*Task requirements*.
Each entry must appear again exactly as it does in the source.

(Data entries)
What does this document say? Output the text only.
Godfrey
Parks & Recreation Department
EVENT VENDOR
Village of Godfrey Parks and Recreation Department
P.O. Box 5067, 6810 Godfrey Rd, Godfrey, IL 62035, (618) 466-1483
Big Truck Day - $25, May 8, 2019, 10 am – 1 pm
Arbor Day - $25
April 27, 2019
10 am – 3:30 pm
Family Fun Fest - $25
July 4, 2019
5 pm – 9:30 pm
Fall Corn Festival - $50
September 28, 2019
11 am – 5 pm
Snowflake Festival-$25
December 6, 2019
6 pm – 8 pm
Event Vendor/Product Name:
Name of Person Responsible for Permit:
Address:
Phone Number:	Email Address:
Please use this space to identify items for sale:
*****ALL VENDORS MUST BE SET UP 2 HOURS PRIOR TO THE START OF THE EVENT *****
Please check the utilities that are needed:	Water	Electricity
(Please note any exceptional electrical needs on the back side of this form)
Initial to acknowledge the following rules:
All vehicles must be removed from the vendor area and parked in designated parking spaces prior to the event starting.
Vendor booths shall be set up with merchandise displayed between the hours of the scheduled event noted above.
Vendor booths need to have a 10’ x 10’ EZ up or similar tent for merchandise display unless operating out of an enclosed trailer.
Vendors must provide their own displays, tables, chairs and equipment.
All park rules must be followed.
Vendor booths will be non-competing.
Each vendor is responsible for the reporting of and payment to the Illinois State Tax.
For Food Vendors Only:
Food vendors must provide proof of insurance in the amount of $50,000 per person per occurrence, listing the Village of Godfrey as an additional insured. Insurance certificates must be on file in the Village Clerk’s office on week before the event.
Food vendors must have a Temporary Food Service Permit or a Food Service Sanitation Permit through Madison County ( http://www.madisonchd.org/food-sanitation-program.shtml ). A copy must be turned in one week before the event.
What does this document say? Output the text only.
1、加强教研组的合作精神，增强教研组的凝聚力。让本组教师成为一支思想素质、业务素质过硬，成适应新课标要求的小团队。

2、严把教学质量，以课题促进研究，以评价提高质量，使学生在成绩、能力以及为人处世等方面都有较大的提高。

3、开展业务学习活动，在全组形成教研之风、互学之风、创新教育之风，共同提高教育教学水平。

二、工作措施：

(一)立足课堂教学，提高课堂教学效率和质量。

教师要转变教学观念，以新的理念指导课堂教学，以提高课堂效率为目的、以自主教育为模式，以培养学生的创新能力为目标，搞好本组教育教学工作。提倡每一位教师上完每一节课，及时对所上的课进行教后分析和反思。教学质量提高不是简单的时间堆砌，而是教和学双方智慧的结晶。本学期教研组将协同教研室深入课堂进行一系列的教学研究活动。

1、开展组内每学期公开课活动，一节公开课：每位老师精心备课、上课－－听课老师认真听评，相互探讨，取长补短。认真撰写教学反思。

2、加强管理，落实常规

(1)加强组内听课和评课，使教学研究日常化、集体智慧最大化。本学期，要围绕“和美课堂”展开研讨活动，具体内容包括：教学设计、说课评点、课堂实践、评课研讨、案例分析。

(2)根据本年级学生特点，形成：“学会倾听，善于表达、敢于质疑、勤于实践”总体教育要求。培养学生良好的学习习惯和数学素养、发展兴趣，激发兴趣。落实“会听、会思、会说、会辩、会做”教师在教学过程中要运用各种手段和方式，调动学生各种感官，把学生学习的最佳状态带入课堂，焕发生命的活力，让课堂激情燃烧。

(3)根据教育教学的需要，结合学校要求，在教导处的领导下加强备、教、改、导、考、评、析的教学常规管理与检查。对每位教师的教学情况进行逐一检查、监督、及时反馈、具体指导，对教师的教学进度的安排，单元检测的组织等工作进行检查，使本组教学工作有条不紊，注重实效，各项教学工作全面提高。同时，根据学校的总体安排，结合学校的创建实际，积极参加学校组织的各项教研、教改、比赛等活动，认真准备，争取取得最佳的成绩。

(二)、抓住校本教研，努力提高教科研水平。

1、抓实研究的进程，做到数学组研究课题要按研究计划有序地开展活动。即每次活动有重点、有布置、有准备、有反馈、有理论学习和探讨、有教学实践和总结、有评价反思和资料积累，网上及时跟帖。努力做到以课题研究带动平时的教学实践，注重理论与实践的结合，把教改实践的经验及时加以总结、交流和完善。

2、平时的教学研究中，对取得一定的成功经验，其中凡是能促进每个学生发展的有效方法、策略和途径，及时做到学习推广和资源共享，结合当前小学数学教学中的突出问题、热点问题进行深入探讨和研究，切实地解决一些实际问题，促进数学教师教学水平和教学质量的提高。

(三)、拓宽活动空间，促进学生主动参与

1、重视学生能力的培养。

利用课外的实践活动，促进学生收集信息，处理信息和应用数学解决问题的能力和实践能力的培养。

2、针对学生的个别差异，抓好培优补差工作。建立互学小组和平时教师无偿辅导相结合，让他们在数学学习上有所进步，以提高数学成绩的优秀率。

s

*Finished task*.
What does this document say? Output the text only.
Godfrey
Parks & Recreation Department
EVENT VENDOR
Village of Godfrey Parks and Recreation Department
P.O. Box 5067, 6810 Godfrey Rd, Godfrey, IL 62035, (618) 466-1483
Big Truck Day - $25, May 8, 2019, 10 am – 1 pm
Arbor Day - $25
April 27, 2019
10 am – 3:30 pm
Family Fun Fest - $25
July 4, 2019
5 pm – 9:30 pm
Fall Corn Festival - $50
September 28, 2019
11 am – 5 pm
Snowflake Festival-$25
December 6, 2019
6 pm – 8 pm
Event Vendor/Product Name:
Name of Person Responsible for Permit:
Address:
Phone Number:	Email Address:
Please use this space to identify items for sale:
*****ALL VENDORS MUST BE SET UP 2 HOURS PRIOR TO THE START OF THE EVENT *****
Please check the utilities that are needed:	Water	Electricity
(Please note any exceptional electrical needs on the back side of this form)
Initial to acknowledge the following rules:
All vehicles must be removed from the vendor area and parked in designated parking spaces prior to the event starting.
Vendor booths shall be set up with merchandise displayed between the hours of the scheduled event noted above.
Vendor booths need to have a 10’ x 10’ EZ up or similar tent for merchandise display unless operating out of an enclosed trailer.
Vendors must provide their own displays, tables, chairs and equipment.
All park rules must be followed.
Vendor booths will be non-competing.
Each vendor is responsible for the reporting of and payment to the Illinois State Tax.
For Food Vendors Only:
Food vendors must provide proof of insurance in the amount of $50,000 per person per occurrence, listing the Village of Godfrey as an additional insured. Insurance certificates must be on file in the Village Clerk’s office on week before the event.
Food vendors must have a Temporary Food Service Permit or a Food Service Sanitation Permit through Madison County ( http://www.madisonchd.org/food-sanitation-program.shtml ). A copy must be turned in one week before the event.
What does this document say? Output the text only.
1、加强教研组的合作精神，增强教研组的凝聚力。让本组教师成为一支思想素质、业务素质过硬，成适应新课标要求的小团队。

2、严把教学质量，以课题促进研究，以评价提高质量，使学生在成绩、能力以及为人处世等方面都有较大的提高。

3、开展业务学习活动，在全组形成教研之风、互学之风、创新教育之风，共同提高教育教学水平。

二、工作措施：

(一)立足课堂教学，提高课堂教学效率和质量。

教师要转变教学观念，以新的理念指导课堂教学，以提高课堂效率为目的、以自主教育为模式，以培养学生的创新能力为目标，搞好本组教育教学工作。提倡每一位教师上完每一节课，及时对所上的课进行教后分析和反思。教学质量提高不是简单的时间堆砌，而是教和学双方智慧的结晶。本学期教研组将协同教研室深入课堂进行一系列的教学研究活动。

1、开展组内每学期公开课活动，一节公开课：每位老师精心备课、上课－－听课老师认真听评，相互探讨，取长补短。认真撰写教学反思。

2、加强管理，落实常规

(1)加强组内听课和评课，使教学研究日常化、集体智慧最大化。本学期，要围绕“和美课堂”展开研讨活动，具体内容包括：教学设计、说课评点、课堂实践、评课研讨、案例分析。

(2)根据本年级学生特点，形成：“学会倾听，善于表达、敢于质疑、勤于实践”总体教育要求。培养学生良好的学习习惯和数学素养、发展兴趣，激发兴趣。落实“会听、会思、会说、会辩、会做”教师在教学过程中要运用各种手段和方式，调动学生各种感官，把学生学习的最佳状态带入课堂，焕发生命的活力，让课堂激情燃烧。

(3)根据教育教学的需要，结合学校要求，在教导处的领导下加强备、教、改、导、考、评、析的教学常规管理与检查。对每位教师的教学情况进行逐一检查、监督、及时反馈、具体指导，对教师的教学进度的安排，单元检测的组织等工作进行检查，使本组教学工作有条不紊，注重实效，各项教学工作全面提高。同时，根据学校的总体安排，结合学校的创建实际，积极参加学校组织的各项教研、教改、比赛等活动，认真准备，争取取得最佳的成绩。

(二)、抓住校本教研，努力提高教科研水平。

1、抓实研究的进程，做到数学组研究课题要按研究计划有序地开展活动。即每次活动有重点、有布置、有准备、有反馈、有理论学习和探讨、有教学实践和总结、有评价反思和资料积累，网上及时跟帖。努力做到以课题研究带动平时的教学实践，注重理论与实践的结合，把教改实践的经验及时加以总结、交流和完善。

2、平时的教学研究中，对取得一定的成功经验，其中凡是能促进每个学生发展的有效方法、策略和途径，及时做到学习推广和资源共享，结合当前小学数学教学中的突出问题、热点问题进行深入探讨和研究，切实地解决一些实际问题，促进数学教师教学水平和教学质量的提高。

(三)、拓宽活动空间，促进学生主动参与

1、重视学生能力的培养。

利用课外的实践活动，促进学生收集信息，处理信息和应用数学解决问题的能力和实践能力的培养。

2、针对学生的个别差异，抓好培优补差工作。建立互学小组和平时教师无偿辅导相结合，让他们在数学学习上有所进步，以提高数学成绩的优秀率。

s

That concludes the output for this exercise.